[Explore the material]:
a - Translate this sentence from the passage on Fukuyama and Islamic democracy into Spanish: "In fact, he goes on to clarify, only one Islamic country qualifies (as a democracy): Turkey."
b - In the passage on Fukuyama and Islamic democracy, which Islamic country does Fukuyama say qualifies as a democracy?

[Extract provided]:
[Start of Attachment]
For a fairly short piece, Fukuyama’s is a veritable mine of precious gems. “Of all contemporary cultural systems, the Islamic world has the fewest democracies,” he informs his readers. In fact, he goes on to clarify, only one Islamic country qualifies (as a democracy): Turkey. This latter assertion (apparently so self- evident it is made in parenthesis) is so fantastic as to lead one to the conclusion that Mr Fukuyama must base his writing on one of two assumptions: either his readers are utter ignoramuses or they are fully complicit in an entirely cynical and arbitrary definition of democracy. A democracy is simply what we say is a democracy — and let the Devil take care of the rest (including thousands of killed, tortured and imprisoned Kurds, banned political movements and parties, gagged journalists and writers and a state and society made hostage to the generals’ goodwill).
[End of Attachment]
Data entries
[Start of Attachment]
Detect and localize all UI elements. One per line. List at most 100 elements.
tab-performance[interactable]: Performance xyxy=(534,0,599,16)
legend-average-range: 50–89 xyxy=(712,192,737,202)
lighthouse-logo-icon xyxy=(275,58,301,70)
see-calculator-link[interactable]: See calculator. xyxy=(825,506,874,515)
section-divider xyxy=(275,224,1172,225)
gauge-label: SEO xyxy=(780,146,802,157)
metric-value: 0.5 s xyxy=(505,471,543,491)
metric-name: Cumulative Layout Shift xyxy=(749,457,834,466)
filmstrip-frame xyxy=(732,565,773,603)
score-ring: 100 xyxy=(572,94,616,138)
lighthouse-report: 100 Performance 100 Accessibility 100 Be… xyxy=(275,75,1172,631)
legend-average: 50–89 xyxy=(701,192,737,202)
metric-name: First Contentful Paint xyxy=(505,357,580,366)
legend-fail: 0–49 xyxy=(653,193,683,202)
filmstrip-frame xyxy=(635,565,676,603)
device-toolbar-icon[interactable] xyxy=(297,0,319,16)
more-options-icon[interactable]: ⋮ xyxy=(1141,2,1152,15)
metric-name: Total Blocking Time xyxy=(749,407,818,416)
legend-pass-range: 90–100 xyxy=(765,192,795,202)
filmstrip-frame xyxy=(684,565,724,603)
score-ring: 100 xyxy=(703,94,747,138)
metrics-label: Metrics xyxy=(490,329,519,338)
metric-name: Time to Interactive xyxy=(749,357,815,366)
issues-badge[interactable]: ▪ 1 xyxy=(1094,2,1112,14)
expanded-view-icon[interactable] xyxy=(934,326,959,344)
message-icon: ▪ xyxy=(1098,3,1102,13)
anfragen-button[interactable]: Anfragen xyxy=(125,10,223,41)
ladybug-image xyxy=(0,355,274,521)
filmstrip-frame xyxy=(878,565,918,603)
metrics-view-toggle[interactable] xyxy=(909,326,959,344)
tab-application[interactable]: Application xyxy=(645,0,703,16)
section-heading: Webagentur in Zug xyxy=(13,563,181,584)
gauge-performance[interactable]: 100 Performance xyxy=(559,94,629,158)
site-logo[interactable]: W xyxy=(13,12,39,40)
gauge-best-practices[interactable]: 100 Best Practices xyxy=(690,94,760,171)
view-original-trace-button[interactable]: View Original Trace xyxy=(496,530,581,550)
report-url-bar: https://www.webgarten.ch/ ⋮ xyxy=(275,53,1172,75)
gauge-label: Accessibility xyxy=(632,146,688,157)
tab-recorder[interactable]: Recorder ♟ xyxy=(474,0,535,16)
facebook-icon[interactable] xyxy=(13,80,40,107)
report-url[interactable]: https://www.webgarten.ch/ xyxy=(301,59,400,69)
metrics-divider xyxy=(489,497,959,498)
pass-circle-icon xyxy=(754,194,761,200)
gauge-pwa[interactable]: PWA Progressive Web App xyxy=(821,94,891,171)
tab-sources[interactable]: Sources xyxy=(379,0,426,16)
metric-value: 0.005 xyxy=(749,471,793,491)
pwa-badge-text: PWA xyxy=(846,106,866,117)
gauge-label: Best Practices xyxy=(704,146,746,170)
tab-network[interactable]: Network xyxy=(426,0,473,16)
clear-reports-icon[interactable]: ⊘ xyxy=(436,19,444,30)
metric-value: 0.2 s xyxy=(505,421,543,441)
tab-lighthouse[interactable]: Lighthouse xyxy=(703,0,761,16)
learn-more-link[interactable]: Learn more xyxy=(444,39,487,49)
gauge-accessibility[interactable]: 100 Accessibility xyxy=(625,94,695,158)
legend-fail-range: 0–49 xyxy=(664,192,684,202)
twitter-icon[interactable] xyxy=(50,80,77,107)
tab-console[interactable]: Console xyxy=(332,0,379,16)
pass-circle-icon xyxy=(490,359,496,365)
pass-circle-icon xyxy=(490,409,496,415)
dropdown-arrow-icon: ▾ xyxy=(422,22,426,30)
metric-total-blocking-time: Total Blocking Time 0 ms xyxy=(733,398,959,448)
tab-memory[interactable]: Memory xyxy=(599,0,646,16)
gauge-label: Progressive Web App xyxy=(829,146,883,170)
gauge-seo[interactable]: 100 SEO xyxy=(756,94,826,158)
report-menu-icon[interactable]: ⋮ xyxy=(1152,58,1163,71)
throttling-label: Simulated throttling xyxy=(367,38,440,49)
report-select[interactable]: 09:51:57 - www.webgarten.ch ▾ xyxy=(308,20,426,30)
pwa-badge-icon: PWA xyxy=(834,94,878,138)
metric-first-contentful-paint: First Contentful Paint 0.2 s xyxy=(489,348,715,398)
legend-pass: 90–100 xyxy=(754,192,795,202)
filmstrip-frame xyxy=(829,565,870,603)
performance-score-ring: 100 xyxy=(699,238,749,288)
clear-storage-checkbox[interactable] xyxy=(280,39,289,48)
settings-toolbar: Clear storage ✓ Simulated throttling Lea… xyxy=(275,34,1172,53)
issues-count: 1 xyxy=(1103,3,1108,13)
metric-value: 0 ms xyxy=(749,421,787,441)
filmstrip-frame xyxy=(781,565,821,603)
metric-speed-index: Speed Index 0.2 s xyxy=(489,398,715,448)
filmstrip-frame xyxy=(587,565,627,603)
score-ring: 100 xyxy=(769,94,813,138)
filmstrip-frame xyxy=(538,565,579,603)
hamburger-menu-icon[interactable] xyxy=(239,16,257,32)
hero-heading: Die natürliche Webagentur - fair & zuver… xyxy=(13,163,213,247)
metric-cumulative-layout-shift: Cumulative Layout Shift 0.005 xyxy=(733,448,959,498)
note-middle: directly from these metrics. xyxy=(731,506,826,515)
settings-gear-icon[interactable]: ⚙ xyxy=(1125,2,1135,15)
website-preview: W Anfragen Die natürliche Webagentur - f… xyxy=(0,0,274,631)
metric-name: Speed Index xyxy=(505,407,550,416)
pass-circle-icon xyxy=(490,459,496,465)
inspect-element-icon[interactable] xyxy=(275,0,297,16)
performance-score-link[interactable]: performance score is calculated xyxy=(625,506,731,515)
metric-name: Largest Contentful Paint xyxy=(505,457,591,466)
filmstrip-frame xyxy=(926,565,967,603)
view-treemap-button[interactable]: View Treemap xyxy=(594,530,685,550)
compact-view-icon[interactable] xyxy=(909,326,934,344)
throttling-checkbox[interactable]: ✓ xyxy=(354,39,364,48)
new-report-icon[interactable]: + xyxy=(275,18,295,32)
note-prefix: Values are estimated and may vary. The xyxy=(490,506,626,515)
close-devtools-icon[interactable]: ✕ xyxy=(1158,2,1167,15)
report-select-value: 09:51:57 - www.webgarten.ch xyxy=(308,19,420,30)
[End of Attachment]
[Answers by item]:
a - De hecho, pasa a aclarar, solo un país islámico reúne los requisitos (como democracia): Turquía.

b - Turkey